SET EXERCISE: In the entries below, find every line with "structure" and copy it.

-- start DATA SHOWN --

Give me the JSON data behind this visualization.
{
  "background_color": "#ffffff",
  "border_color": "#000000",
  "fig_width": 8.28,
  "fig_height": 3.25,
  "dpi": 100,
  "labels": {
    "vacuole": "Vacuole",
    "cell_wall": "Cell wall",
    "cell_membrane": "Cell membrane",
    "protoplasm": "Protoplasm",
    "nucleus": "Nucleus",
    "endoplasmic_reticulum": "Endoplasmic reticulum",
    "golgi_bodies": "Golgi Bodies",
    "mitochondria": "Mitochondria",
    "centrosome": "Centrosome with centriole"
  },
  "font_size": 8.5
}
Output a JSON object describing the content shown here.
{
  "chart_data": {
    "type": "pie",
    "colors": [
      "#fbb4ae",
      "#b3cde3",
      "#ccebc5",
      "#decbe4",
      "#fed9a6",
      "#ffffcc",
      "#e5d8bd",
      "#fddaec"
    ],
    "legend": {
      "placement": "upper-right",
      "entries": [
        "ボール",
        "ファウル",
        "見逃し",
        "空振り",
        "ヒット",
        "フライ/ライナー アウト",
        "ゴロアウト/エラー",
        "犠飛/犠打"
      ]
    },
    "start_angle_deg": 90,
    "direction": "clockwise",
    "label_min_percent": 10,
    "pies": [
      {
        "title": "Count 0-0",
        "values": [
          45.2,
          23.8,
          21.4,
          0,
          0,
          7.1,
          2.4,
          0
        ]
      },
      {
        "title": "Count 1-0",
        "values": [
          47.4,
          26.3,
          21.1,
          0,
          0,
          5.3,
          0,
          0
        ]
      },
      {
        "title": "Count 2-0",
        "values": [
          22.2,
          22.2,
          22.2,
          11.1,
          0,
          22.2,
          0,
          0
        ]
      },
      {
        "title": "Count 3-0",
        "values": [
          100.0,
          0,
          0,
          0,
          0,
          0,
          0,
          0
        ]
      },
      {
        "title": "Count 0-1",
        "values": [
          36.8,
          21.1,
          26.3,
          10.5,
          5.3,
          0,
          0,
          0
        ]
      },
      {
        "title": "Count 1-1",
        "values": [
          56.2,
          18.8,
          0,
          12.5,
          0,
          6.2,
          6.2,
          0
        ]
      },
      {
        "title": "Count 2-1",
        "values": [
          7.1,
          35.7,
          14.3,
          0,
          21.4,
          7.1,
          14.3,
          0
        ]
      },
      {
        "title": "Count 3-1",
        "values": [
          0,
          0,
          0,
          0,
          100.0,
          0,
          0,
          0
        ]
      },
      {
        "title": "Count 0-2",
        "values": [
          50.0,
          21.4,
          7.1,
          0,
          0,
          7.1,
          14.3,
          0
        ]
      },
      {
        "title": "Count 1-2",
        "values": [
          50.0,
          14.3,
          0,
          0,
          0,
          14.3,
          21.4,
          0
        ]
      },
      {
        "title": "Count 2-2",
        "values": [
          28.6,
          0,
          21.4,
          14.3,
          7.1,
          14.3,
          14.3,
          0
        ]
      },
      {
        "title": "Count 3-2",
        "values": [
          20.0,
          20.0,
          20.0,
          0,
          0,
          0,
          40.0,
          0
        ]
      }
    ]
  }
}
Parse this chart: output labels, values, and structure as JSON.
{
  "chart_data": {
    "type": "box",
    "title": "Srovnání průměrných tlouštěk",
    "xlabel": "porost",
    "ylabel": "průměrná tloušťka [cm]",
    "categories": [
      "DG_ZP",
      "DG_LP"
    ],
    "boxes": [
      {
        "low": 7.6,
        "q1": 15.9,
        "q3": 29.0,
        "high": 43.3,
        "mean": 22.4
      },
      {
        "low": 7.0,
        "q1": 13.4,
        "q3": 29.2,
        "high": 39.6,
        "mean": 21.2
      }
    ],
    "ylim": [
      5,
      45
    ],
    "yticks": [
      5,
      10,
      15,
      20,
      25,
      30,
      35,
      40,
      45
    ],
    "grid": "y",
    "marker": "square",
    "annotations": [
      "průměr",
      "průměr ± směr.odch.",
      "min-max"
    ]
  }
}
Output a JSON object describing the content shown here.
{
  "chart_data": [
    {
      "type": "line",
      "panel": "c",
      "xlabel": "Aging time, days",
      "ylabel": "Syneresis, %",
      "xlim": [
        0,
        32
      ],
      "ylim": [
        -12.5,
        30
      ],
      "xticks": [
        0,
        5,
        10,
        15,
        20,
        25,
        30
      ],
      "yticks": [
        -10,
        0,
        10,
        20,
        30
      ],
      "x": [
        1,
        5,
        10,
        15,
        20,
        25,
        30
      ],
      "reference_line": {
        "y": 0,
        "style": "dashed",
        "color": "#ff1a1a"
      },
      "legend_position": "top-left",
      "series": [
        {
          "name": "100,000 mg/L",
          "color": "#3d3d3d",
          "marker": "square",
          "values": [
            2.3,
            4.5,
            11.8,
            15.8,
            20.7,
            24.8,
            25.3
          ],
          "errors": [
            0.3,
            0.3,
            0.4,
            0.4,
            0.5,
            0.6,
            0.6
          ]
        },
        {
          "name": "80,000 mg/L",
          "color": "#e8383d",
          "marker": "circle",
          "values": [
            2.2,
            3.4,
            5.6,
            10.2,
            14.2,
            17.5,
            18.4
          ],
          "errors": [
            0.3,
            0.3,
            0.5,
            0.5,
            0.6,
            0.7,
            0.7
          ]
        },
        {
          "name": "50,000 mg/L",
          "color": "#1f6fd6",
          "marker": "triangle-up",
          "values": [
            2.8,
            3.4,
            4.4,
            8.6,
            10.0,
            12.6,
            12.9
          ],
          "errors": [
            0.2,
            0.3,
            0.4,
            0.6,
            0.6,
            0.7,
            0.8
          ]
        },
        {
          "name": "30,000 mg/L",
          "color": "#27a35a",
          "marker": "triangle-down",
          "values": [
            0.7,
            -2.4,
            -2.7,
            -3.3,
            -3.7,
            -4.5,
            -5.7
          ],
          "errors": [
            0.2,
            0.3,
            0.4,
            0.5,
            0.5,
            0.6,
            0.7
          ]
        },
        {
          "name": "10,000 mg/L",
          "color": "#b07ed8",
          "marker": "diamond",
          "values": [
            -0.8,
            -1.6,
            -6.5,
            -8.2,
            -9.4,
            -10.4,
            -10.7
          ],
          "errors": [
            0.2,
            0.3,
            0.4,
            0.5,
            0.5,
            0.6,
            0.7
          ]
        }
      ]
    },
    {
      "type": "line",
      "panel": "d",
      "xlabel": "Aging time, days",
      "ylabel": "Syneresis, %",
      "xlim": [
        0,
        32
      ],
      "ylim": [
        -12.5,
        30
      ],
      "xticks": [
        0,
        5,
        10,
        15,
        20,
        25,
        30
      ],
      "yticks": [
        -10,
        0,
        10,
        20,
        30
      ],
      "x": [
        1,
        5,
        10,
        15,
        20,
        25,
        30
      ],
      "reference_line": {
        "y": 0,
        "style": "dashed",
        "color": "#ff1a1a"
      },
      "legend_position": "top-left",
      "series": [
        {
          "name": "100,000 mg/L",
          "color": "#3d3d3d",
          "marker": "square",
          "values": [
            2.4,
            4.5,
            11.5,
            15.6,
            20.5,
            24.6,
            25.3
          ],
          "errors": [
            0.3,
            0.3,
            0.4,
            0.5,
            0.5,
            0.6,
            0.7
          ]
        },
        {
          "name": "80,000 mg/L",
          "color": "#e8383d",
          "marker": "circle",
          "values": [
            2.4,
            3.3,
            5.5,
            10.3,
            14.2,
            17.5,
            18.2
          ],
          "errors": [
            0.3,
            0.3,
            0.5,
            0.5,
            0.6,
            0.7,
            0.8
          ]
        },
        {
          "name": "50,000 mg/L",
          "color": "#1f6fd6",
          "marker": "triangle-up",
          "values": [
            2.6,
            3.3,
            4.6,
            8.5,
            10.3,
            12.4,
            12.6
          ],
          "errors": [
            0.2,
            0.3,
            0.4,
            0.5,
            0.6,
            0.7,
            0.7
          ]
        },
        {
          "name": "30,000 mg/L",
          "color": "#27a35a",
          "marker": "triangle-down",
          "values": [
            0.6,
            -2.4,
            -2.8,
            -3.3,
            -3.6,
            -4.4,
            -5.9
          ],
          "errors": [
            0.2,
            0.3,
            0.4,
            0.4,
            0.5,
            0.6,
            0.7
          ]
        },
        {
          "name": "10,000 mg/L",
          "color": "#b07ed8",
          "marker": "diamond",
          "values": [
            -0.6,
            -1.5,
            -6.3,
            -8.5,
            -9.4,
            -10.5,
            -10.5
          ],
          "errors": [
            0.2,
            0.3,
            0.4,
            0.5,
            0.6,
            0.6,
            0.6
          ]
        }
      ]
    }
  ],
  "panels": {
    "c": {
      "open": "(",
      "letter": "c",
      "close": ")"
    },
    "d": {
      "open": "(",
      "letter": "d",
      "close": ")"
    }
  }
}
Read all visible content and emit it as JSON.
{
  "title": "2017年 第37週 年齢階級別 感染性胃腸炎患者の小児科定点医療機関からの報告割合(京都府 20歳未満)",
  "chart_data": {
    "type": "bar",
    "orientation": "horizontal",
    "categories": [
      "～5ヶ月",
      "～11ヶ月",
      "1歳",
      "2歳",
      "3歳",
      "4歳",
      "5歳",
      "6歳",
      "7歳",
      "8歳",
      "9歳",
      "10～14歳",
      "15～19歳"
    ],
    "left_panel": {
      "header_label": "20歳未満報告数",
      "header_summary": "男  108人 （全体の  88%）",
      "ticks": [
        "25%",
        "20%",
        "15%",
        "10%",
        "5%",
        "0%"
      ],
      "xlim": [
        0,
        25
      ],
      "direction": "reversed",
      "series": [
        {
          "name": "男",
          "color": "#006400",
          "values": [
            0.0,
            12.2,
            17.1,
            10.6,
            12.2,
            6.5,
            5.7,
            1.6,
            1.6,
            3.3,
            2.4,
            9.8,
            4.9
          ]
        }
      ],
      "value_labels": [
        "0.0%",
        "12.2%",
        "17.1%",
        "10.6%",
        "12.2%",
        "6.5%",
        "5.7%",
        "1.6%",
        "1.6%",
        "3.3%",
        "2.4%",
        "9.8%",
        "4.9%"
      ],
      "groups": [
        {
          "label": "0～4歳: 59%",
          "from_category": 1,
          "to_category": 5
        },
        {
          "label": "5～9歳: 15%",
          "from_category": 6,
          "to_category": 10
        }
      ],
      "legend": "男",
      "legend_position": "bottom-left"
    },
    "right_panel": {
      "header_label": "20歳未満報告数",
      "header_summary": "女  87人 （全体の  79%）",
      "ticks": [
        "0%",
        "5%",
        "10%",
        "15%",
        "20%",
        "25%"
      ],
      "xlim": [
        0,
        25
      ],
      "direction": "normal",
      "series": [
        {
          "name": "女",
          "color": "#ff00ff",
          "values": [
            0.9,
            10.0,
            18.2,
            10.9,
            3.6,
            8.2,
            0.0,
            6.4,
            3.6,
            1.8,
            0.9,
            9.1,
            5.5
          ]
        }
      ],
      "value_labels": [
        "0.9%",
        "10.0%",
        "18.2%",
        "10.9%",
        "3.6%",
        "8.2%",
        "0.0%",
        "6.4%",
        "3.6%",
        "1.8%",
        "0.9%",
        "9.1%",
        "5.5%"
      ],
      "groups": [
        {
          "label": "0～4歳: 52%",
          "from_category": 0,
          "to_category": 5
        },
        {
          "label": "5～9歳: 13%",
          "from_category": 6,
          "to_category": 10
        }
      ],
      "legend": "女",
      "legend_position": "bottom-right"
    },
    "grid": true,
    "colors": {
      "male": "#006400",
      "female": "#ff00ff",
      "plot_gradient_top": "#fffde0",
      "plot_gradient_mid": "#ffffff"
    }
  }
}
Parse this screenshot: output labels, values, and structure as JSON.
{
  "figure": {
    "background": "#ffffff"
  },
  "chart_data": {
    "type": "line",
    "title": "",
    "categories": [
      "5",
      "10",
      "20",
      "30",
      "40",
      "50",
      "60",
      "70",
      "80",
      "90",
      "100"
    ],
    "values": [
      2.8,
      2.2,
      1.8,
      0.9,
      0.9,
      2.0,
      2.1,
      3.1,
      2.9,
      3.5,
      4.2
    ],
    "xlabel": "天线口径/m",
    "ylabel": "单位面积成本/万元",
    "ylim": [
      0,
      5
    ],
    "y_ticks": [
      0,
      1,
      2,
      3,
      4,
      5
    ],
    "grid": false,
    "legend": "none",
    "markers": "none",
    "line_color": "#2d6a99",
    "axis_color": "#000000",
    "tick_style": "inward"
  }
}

-- end DATA SHOWN --

THE ANSWER:
Parse this chart: output labels, values, and structure as JSON.
Parse this screenshot: output labels, values, and structure as JSON.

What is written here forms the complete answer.